Copy the records that follow exactly as written, but not their pictures.

BEGIN STORED RECORDS

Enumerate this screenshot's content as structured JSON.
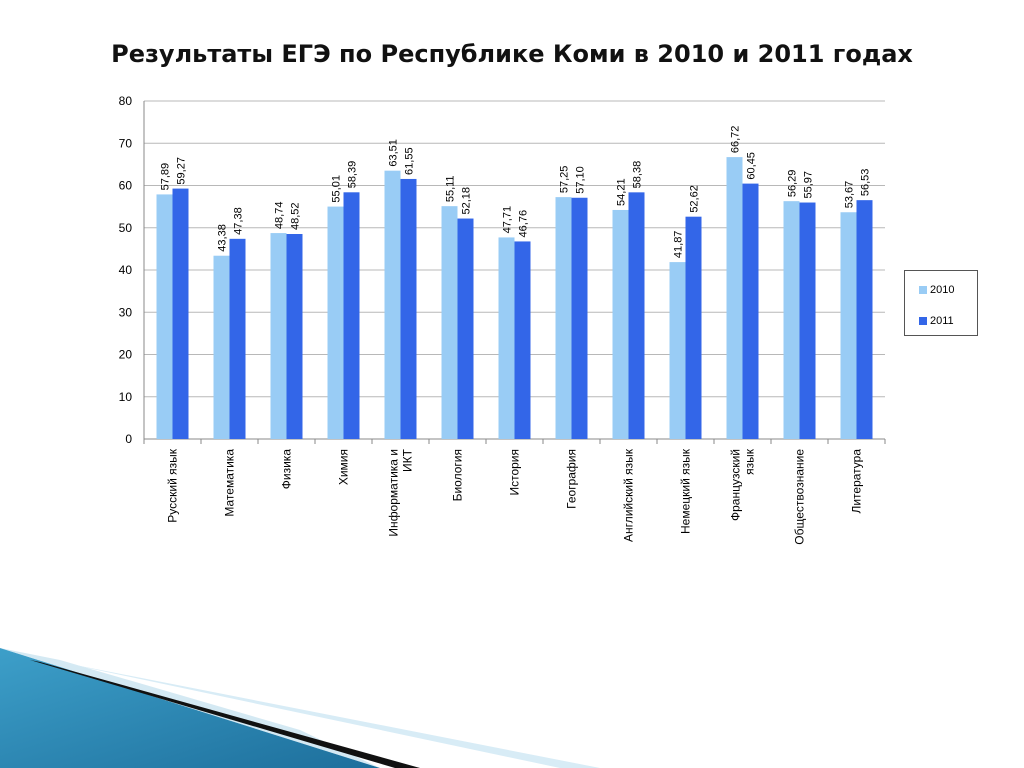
{
  "chart_data": {
    "type": "bar",
    "title": "Результаты ЕГЭ по Республике Коми в 2010 и 2011 годах",
    "categories": [
      [
        "Русский язык"
      ],
      [
        "Математика"
      ],
      [
        "Физика"
      ],
      [
        "Химия"
      ],
      [
        "Информатика и",
        "ИКТ"
      ],
      [
        "Биология"
      ],
      [
        "История"
      ],
      [
        "География"
      ],
      [
        "Английский язык"
      ],
      [
        "Немецкий язык"
      ],
      [
        "Французский",
        "язык"
      ],
      [
        "Обществознание"
      ],
      [
        "Литература"
      ]
    ],
    "series": [
      {
        "name": "2010",
        "color": "#99ccf5",
        "values": [
          57.89,
          43.38,
          48.74,
          55.01,
          63.51,
          55.11,
          47.71,
          57.25,
          54.21,
          41.87,
          66.72,
          56.29,
          53.67
        ],
        "labels": [
          "57,89",
          "43,38",
          "48,74",
          "55,01",
          "63,51",
          "55,11",
          "47,71",
          "57,25",
          "54,21",
          "41,87",
          "66,72",
          "56,29",
          "53,67"
        ]
      },
      {
        "name": "2011",
        "color": "#3366e8",
        "values": [
          59.27,
          47.38,
          48.52,
          58.39,
          61.55,
          52.18,
          46.76,
          57.1,
          58.38,
          52.62,
          60.45,
          55.97,
          56.53
        ],
        "labels": [
          "59,27",
          "47,38",
          "48,52",
          "58,39",
          "61,55",
          "52,18",
          "46,76",
          "57,10",
          "58,38",
          "52,62",
          "60,45",
          "55,97",
          "56,53"
        ]
      }
    ],
    "ylim": [
      0,
      80
    ],
    "yticks": [
      0,
      10,
      20,
      30,
      40,
      50,
      60,
      70,
      80
    ],
    "grid": true,
    "legend_position": "right"
  }
}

END STORED RECORDS

» THE OUTPUT
Enumerate this screenshot's content as structured JSON.
{
  "chart_data": {
    "type": "bar",
    "title": "Результаты ЕГЭ по Республике Коми в 2010 и 2011 годах",
    "categories": [
      [
        "Русский язык"
      ],
      [
        "Математика"
      ],
      [
        "Физика"
      ],
      [
        "Химия"
      ],
      [
        "Информатика и",
        "ИКТ"
      ],
      [
        "Биология"
      ],
      [
        "История"
      ],
      [
        "География"
      ],
      [
        "Английский язык"
      ],
      [
        "Немецкий язык"
      ],
      [
        "Французский",
        "язык"
      ],
      [
        "Обществознание"
      ],
      [
        "Литература"
      ]
    ],
    "series": [
      {
        "name": "2010",
        "color": "#99ccf5",
        "values": [
          57.89,
          43.38,
          48.74,
          55.01,
          63.51,
          55.11,
          47.71,
          57.25,
          54.21,
          41.87,
          66.72,
          56.29,
          53.67
        ],
        "labels": [
          "57,89",
          "43,38",
          "48,74",
          "55,01",
          "63,51",
          "55,11",
          "47,71",
          "57,25",
          "54,21",
          "41,87",
          "66,72",
          "56,29",
          "53,67"
        ]
      },
      {
        "name": "2011",
        "color": "#3366e8",
        "values": [
          59.27,
          47.38,
          48.52,
          58.39,
          61.55,
          52.18,
          46.76,
          57.1,
          58.38,
          52.62,
          60.45,
          55.97,
          56.53
        ],
        "labels": [
          "59,27",
          "47,38",
          "48,52",
          "58,39",
          "61,55",
          "52,18",
          "46,76",
          "57,10",
          "58,38",
          "52,62",
          "60,45",
          "55,97",
          "56,53"
        ]
      }
    ],
    "ylim": [
      0,
      80
    ],
    "yticks": [
      0,
      10,
      20,
      30,
      40,
      50,
      60,
      70,
      80
    ],
    "grid": true,
    "legend_position": "right"
  }
}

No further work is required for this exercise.